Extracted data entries
=======

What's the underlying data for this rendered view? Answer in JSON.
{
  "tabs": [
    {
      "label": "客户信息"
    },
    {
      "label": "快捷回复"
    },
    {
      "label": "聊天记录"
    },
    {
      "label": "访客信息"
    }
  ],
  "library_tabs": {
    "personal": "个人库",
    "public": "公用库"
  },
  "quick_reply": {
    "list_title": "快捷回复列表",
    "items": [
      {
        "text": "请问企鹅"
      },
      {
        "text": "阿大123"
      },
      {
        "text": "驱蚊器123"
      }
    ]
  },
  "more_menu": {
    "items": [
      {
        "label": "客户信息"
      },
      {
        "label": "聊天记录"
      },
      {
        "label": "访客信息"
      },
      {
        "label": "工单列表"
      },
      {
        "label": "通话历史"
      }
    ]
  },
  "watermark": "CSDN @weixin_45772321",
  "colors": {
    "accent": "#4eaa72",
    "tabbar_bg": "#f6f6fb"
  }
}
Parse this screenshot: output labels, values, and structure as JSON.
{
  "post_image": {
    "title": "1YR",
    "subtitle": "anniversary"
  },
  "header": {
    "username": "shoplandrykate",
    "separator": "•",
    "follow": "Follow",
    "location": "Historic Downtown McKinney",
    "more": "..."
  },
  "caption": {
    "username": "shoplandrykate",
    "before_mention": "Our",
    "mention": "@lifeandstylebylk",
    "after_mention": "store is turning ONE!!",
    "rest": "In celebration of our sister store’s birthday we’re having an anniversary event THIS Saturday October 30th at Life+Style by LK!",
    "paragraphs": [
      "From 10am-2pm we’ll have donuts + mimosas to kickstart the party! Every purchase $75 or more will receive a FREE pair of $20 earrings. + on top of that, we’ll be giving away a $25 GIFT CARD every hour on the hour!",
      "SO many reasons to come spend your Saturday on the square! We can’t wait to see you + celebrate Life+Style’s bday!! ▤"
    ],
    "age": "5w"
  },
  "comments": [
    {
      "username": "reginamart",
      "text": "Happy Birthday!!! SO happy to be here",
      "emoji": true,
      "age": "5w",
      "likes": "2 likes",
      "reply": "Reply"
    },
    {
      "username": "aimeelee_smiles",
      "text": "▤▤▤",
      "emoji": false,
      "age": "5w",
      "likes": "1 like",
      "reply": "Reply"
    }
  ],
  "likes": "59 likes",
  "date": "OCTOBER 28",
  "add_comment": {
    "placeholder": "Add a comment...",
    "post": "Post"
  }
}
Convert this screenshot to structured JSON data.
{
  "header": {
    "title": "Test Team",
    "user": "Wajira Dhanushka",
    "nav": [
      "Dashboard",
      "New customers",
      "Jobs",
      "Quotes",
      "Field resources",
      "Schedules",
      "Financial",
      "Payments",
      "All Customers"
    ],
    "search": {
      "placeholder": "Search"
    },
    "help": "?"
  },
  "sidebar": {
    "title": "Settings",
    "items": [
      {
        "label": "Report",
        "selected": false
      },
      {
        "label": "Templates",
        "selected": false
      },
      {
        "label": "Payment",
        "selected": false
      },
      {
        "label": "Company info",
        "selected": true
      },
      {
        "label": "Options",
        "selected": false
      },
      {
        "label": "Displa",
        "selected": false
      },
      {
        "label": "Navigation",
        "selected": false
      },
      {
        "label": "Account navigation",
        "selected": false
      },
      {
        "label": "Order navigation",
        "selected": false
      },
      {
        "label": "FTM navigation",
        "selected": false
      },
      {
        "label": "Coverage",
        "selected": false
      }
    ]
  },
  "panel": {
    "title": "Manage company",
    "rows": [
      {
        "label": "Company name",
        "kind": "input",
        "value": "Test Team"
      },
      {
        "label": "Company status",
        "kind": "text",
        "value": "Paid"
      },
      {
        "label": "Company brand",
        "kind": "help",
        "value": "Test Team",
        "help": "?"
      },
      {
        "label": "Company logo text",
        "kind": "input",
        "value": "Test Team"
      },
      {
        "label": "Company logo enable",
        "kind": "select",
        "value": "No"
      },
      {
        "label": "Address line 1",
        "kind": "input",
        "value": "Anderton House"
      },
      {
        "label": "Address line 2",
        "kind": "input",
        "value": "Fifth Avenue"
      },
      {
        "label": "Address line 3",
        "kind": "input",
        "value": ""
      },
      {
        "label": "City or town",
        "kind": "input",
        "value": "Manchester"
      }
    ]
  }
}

=======

Extract all of the material exactly as it is written.

Answer in full:
What's the underlying data for this rendered view? Answer in JSON.
{
  "tabs": [
    {
      "label": "客户信息"
    },
    {
      "label": "快捷回复"
    },
    {
      "label": "聊天记录"
    },
    {
      "label": "访客信息"
    }
  ],
  "library_tabs": {
    "personal": "个人库",
    "public": "公用库"
  },
  "quick_reply": {
    "list_title": "快捷回复列表",
    "items": [
      {
        "text": "请问企鹅"
      },
      {
        "text": "阿大123"
      },
      {
        "text": "驱蚊器123"
      }
    ]
  },
  "more_menu": {
    "items": [
      {
        "label": "客户信息"
      },
      {
        "label": "聊天记录"
      },
      {
        "label": "访客信息"
      },
      {
        "label": "工单列表"
      },
      {
        "label": "通话历史"
      }
    ]
  },
  "watermark": "CSDN @weixin_45772321",
  "colors": {
    "accent": "#4eaa72",
    "tabbar_bg": "#f6f6fb"
  }
}
Parse this screenshot: output labels, values, and structure as JSON.
{
  "post_image": {
    "title": "1YR",
    "subtitle": "anniversary"
  },
  "header": {
    "username": "shoplandrykate",
    "separator": "•",
    "follow": "Follow",
    "location": "Historic Downtown McKinney",
    "more": "..."
  },
  "caption": {
    "username": "shoplandrykate",
    "before_mention": "Our",
    "mention": "@lifeandstylebylk",
    "after_mention": "store is turning ONE!!",
    "rest": "In celebration of our sister store’s birthday we’re having an anniversary event THIS Saturday October 30th at Life+Style by LK!",
    "paragraphs": [
      "From 10am-2pm we’ll have donuts + mimosas to kickstart the party! Every purchase $75 or more will receive a FREE pair of $20 earrings. + on top of that, we’ll be giving away a $25 GIFT CARD every hour on the hour!",
      "SO many reasons to come spend your Saturday on the square! We can’t wait to see you + celebrate Life+Style’s bday!! ▤"
    ],
    "age": "5w"
  },
  "comments": [
    {
      "username": "reginamart",
      "text": "Happy Birthday!!! SO happy to be here",
      "emoji": true,
      "age": "5w",
      "likes": "2 likes",
      "reply": "Reply"
    },
    {
      "username": "aimeelee_smiles",
      "text": "▤▤▤",
      "emoji": false,
      "age": "5w",
      "likes": "1 like",
      "reply": "Reply"
    }
  ],
  "likes": "59 likes",
  "date": "OCTOBER 28",
  "add_comment": {
    "placeholder": "Add a comment...",
    "post": "Post"
  }
}
Convert this screenshot to structured JSON data.
{
  "header": {
    "title": "Test Team",
    "user": "Wajira Dhanushka",
    "nav": [
      "Dashboard",
      "New customers",
      "Jobs",
      "Quotes",
      "Field resources",
      "Schedules",
      "Financial",
      "Payments",
      "All Customers"
    ],
    "search": {
      "placeholder": "Search"
    },
    "help": "?"
  },
  "sidebar": {
    "title": "Settings",
    "items": [
      {
        "label": "Report",
        "selected": false
      },
      {
        "label": "Templates",
        "selected": false
      },
      {
        "label": "Payment",
        "selected": false
      },
      {
        "label": "Company info",
        "selected": true
      },
      {
        "label": "Options",
        "selected": false
      },
      {
        "label": "Displa",
        "selected": false
      },
      {
        "label": "Navigation",
        "selected": false
      },
      {
        "label": "Account navigation",
        "selected": false
      },
      {
        "label": "Order navigation",
        "selected": false
      },
      {
        "label": "FTM navigation",
        "selected": false
      },
      {
        "label": "Coverage",
        "selected": false
      }
    ]
  },
  "panel": {
    "title": "Manage company",
    "rows": [
      {
        "label": "Company name",
        "kind": "input",
        "value": "Test Team"
      },
      {
        "label": "Company status",
        "kind": "text",
        "value": "Paid"
      },
      {
        "label": "Company brand",
        "kind": "help",
        "value": "Test Team",
        "help": "?"
      },
      {
        "label": "Company logo text",
        "kind": "input",
        "value": "Test Team"
      },
      {
        "label": "Company logo enable",
        "kind": "select",
        "value": "No"
      },
      {
        "label": "Address line 1",
        "kind": "input",
        "value": "Anderton House"
      },
      {
        "label": "Address line 2",
        "kind": "input",
        "value": "Fifth Avenue"
      },
      {
        "label": "Address line 3",
        "kind": "input",
        "value": ""
      },
      {
        "label": "City or town",
        "kind": "input",
        "value": "Manchester"
      }
    ]
  }
}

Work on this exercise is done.